• **The problem**
Take each line containing "name" and report it exactly as written.

• **Material provided**
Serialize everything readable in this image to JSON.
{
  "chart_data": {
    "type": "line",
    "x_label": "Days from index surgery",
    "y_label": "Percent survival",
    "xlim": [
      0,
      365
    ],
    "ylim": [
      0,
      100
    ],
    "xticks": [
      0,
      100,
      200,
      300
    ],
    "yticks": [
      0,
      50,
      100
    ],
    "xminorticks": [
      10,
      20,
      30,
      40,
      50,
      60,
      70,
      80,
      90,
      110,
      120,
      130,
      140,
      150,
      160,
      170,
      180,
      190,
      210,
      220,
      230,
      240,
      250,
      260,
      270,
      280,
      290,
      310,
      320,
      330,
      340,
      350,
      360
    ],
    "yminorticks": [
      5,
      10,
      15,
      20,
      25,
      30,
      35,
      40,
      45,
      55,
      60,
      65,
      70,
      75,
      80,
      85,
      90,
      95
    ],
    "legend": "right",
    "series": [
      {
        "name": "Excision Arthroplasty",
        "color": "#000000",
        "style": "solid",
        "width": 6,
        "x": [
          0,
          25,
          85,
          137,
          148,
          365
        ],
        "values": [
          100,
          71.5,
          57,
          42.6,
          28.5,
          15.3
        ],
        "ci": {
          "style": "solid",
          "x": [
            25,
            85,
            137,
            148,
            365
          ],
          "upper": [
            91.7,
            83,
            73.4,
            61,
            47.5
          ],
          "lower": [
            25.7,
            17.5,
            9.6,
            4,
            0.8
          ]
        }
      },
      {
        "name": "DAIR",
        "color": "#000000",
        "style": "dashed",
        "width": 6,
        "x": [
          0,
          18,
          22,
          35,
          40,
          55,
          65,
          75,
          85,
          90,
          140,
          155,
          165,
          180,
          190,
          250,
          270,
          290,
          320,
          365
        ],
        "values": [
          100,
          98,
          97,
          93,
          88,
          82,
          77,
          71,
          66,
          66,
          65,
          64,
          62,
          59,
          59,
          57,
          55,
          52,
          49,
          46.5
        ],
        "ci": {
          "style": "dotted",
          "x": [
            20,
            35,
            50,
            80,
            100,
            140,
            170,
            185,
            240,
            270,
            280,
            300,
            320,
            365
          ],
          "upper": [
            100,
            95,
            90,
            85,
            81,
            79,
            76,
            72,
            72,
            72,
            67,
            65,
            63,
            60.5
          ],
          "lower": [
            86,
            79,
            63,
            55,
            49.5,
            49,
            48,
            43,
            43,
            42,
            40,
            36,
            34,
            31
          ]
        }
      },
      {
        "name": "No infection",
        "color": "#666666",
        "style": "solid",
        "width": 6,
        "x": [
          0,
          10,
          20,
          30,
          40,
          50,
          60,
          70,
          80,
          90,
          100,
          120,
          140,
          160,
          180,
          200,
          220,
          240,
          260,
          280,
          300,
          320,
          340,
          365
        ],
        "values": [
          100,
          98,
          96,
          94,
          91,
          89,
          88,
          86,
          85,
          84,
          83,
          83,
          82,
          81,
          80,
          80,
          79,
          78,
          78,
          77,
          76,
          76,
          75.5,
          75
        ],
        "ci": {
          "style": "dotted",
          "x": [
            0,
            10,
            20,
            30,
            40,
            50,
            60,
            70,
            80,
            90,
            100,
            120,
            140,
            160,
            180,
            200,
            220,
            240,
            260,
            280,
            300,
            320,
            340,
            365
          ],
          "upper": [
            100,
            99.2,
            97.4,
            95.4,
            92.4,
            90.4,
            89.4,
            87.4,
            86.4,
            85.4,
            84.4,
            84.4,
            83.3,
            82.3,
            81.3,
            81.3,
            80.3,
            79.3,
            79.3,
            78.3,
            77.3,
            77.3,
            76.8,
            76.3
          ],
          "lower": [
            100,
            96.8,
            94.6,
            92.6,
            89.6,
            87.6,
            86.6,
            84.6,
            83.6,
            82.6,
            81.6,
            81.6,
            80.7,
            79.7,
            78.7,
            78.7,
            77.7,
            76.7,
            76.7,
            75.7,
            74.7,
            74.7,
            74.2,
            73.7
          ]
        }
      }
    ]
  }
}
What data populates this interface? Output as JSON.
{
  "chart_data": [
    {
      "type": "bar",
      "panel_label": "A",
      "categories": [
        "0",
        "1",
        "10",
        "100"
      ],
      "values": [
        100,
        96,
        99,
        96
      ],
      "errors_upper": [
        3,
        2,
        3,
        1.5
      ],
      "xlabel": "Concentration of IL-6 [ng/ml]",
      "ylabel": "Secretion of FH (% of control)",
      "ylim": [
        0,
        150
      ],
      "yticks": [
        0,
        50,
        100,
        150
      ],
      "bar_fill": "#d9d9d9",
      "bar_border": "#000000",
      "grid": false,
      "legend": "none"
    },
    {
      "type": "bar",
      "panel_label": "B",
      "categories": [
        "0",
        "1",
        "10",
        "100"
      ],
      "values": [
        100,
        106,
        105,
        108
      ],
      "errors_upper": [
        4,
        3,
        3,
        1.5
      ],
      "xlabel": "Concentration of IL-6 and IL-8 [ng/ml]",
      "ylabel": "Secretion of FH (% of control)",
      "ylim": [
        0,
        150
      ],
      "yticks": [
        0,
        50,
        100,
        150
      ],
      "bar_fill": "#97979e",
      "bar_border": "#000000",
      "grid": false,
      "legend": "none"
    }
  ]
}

• **Answer**
        "name": "Excision Arthroplasty",
        "name": "DAIR",
        "name": "No infection",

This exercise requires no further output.